(Stored items from a collection)
───

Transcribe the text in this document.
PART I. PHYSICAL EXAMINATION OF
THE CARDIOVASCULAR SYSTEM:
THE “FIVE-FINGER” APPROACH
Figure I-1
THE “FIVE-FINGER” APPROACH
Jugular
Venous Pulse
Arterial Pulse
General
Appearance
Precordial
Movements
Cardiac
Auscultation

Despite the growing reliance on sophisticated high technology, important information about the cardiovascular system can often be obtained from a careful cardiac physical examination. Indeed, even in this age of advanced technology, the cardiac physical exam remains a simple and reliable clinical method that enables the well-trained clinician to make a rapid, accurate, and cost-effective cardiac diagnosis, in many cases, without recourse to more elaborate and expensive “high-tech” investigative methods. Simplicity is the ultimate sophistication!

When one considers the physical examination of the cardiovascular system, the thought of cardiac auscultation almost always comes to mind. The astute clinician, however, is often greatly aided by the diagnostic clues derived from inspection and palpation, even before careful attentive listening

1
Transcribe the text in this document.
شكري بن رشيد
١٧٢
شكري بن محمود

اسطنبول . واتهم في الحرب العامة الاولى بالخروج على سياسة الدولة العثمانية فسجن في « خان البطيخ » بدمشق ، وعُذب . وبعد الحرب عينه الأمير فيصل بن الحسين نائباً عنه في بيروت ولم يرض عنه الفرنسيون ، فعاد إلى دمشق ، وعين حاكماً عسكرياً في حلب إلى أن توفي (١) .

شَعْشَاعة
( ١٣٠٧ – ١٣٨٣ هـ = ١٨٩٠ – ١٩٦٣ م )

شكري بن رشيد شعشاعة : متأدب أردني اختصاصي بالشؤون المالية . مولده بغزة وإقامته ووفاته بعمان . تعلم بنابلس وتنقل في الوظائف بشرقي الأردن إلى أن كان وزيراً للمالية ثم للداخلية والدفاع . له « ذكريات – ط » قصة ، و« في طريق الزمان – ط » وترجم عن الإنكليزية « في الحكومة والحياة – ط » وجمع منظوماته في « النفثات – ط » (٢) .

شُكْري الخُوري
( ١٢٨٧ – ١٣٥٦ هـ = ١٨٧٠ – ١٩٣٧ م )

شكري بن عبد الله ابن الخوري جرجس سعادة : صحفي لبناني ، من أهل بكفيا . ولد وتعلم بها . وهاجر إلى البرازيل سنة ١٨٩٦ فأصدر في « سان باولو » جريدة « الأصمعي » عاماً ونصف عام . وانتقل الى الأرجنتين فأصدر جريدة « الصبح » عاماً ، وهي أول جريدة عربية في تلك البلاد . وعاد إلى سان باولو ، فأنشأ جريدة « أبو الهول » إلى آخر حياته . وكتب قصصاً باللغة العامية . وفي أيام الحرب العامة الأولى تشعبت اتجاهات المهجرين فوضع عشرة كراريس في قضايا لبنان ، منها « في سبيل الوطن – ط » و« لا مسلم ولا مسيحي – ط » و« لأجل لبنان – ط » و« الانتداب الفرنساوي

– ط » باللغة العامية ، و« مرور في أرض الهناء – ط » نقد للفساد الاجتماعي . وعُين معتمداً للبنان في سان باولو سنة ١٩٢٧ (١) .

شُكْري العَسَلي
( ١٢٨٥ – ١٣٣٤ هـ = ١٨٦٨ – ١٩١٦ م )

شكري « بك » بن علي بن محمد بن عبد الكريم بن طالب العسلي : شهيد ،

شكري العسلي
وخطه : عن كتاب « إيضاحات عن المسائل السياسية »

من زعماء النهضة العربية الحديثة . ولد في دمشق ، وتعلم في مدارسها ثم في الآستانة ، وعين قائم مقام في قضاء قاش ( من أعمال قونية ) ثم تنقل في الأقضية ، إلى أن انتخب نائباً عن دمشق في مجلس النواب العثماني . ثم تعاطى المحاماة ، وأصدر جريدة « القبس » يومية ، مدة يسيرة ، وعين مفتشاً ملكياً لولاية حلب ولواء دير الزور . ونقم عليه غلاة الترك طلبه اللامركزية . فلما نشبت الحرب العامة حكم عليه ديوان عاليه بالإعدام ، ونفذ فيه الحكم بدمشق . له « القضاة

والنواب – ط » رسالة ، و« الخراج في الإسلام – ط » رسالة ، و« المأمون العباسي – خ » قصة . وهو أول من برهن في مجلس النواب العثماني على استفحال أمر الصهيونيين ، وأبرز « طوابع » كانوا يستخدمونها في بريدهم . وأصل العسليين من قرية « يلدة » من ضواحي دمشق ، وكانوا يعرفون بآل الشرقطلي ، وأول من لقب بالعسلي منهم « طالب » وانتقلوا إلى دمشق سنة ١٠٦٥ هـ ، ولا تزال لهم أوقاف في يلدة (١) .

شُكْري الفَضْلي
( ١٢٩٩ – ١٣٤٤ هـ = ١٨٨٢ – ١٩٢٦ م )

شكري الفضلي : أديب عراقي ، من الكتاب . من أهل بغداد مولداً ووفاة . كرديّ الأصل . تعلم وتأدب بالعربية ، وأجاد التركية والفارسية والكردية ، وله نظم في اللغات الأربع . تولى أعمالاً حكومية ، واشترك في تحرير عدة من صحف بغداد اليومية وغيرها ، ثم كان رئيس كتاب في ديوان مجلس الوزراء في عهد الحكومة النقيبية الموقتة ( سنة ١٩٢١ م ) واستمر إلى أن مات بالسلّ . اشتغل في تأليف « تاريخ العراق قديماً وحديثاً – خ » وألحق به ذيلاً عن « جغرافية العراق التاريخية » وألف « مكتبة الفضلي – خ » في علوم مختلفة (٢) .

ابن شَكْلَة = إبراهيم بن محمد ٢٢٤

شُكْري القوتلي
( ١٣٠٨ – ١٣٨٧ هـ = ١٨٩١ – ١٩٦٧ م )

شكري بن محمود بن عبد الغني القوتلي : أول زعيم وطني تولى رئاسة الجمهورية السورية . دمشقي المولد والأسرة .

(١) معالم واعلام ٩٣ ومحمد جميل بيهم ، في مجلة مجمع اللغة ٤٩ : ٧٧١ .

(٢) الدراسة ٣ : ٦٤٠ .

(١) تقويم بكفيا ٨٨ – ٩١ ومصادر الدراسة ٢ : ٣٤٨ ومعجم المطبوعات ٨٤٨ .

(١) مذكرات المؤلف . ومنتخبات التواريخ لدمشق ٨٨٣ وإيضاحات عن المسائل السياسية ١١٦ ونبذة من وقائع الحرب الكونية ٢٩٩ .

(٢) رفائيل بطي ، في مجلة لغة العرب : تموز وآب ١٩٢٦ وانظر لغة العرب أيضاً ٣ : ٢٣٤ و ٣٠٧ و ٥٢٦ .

───

REQUEST | Copy out every line of the data that includes "مجلة".

RESULT OF THIS TASK |
(١) معالم واعلام ٩٣ ومحمد جميل بيهم ، في مجلة مجمع اللغة ٤٩ : ٧٧١ .
(٢) رفائيل بطي ، في مجلة لغة العرب : تموز وآب ١٩٢٦ وانظر لغة العرب أيضاً ٣ : ٢٣٤ و ٣٠٧ و ٥٢٦ .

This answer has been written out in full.